— begin —

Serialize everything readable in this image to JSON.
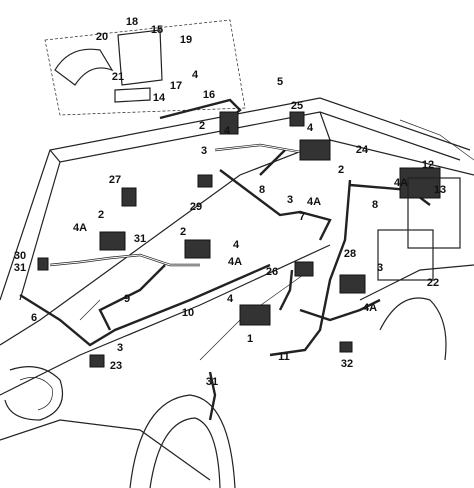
{
  "callouts": [
    "18",
    "15",
    "20",
    "19",
    "21",
    "4",
    "17",
    "14",
    "16",
    "5",
    "25",
    "2",
    "4",
    "3",
    "4",
    "24",
    "12",
    "2",
    "4A",
    "13",
    "27",
    "29",
    "8",
    "3",
    "4A",
    "7",
    "8",
    "2",
    "4A",
    "31",
    "2",
    "4",
    "4A",
    "30",
    "31",
    "28",
    "3",
    "22",
    "26",
    "4",
    "9",
    "10",
    "6",
    "3",
    "1",
    "4A",
    "11",
    "32",
    "23",
    "31"
  ]
}
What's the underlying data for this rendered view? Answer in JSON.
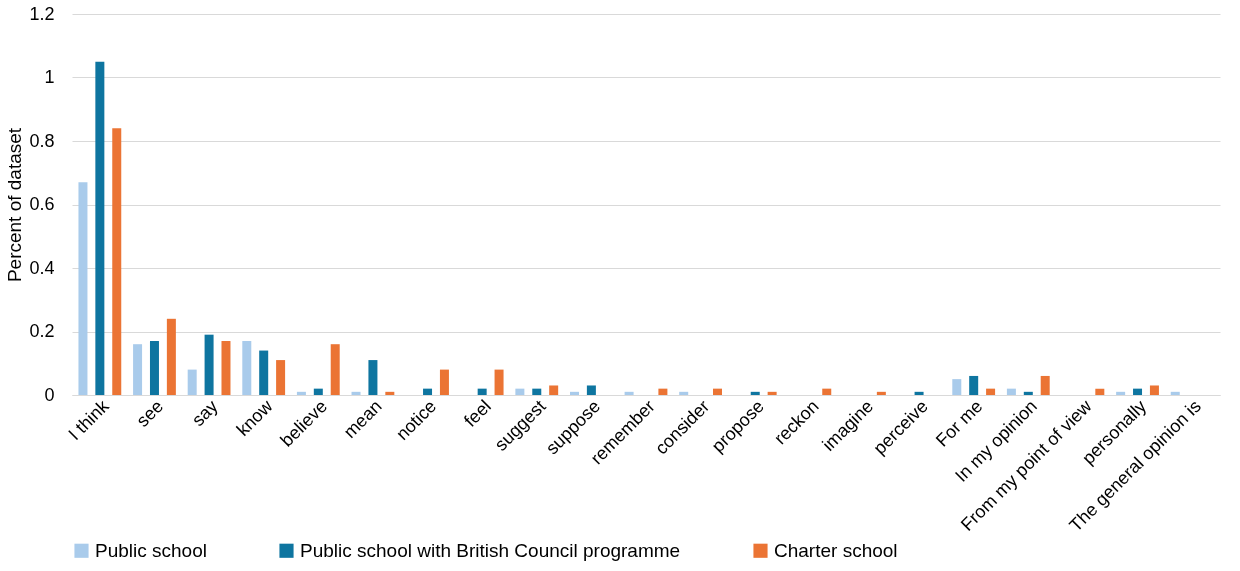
{
  "chart_data": {
    "type": "bar",
    "ylabel": "Percent of dataset",
    "categories": [
      "I think",
      "see",
      "say",
      "know",
      "believe",
      "mean",
      "notice",
      "feel",
      "suggest",
      "suppose",
      "remember",
      "consider",
      "propose",
      "reckon",
      "imagine",
      "perceive",
      "For me",
      "In my opinion",
      "From my point of view",
      "personally",
      "The general opinion is"
    ],
    "series": [
      {
        "name": "Public school",
        "color": "#a9cbeb",
        "values": [
          0.67,
          0.16,
          0.08,
          0.17,
          0.01,
          0.01,
          0,
          0,
          0.02,
          0.01,
          0.01,
          0.01,
          0,
          0,
          0,
          0,
          0.05,
          0.02,
          0,
          0.01,
          0.01
        ]
      },
      {
        "name": "Public school with British Council programme",
        "color": "#0e75a0",
        "values": [
          1.05,
          0.17,
          0.19,
          0.14,
          0.02,
          0.11,
          0.02,
          0.02,
          0.02,
          0.03,
          0,
          0,
          0.01,
          0,
          0,
          0.01,
          0.06,
          0.01,
          0,
          0.02,
          0
        ]
      },
      {
        "name": "Charter school",
        "color": "#eb7434",
        "values": [
          0.84,
          0.24,
          0.17,
          0.11,
          0.16,
          0.01,
          0.08,
          0.08,
          0.03,
          0,
          0.02,
          0.02,
          0.01,
          0.02,
          0.01,
          0,
          0.02,
          0.06,
          0.02,
          0.03,
          0
        ]
      }
    ],
    "ylim": [
      0,
      1.2
    ],
    "yticks": [
      0,
      0.2,
      0.4,
      0.6,
      0.8,
      1,
      1.2
    ],
    "grid": "y",
    "legend": "bottom"
  }
}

— end —

[Request]: Set down every record once more, word for word, without pictures.

[Completed task]:
Serialize everything readable in this image to JSON.
{
  "callouts": [
    "18",
    "15",
    "20",
    "19",
    "21",
    "4",
    "17",
    "14",
    "16",
    "5",
    "25",
    "2",
    "4",
    "3",
    "4",
    "24",
    "12",
    "2",
    "4A",
    "13",
    "27",
    "29",
    "8",
    "3",
    "4A",
    "7",
    "8",
    "2",
    "4A",
    "31",
    "2",
    "4",
    "4A",
    "30",
    "31",
    "28",
    "3",
    "22",
    "26",
    "4",
    "9",
    "10",
    "6",
    "3",
    "1",
    "4A",
    "11",
    "32",
    "23",
    "31"
  ]
}
What's the underlying data for this rendered view? Answer in JSON.
{
  "chart_data": {
    "type": "bar",
    "ylabel": "Percent of dataset",
    "categories": [
      "I think",
      "see",
      "say",
      "know",
      "believe",
      "mean",
      "notice",
      "feel",
      "suggest",
      "suppose",
      "remember",
      "consider",
      "propose",
      "reckon",
      "imagine",
      "perceive",
      "For me",
      "In my opinion",
      "From my point of view",
      "personally",
      "The general opinion is"
    ],
    "series": [
      {
        "name": "Public school",
        "color": "#a9cbeb",
        "values": [
          0.67,
          0.16,
          0.08,
          0.17,
          0.01,
          0.01,
          0,
          0,
          0.02,
          0.01,
          0.01,
          0.01,
          0,
          0,
          0,
          0,
          0.05,
          0.02,
          0,
          0.01,
          0.01
        ]
      },
      {
        "name": "Public school with British Council programme",
        "color": "#0e75a0",
        "values": [
          1.05,
          0.17,
          0.19,
          0.14,
          0.02,
          0.11,
          0.02,
          0.02,
          0.02,
          0.03,
          0,
          0,
          0.01,
          0,
          0,
          0.01,
          0.06,
          0.01,
          0,
          0.02,
          0
        ]
      },
      {
        "name": "Charter school",
        "color": "#eb7434",
        "values": [
          0.84,
          0.24,
          0.17,
          0.11,
          0.16,
          0.01,
          0.08,
          0.08,
          0.03,
          0,
          0.02,
          0.02,
          0.01,
          0.02,
          0.01,
          0,
          0.02,
          0.06,
          0.02,
          0.03,
          0
        ]
      }
    ],
    "ylim": [
      0,
      1.2
    ],
    "yticks": [
      0,
      0.2,
      0.4,
      0.6,
      0.8,
      1,
      1.2
    ],
    "grid": "y",
    "legend": "bottom"
  }
}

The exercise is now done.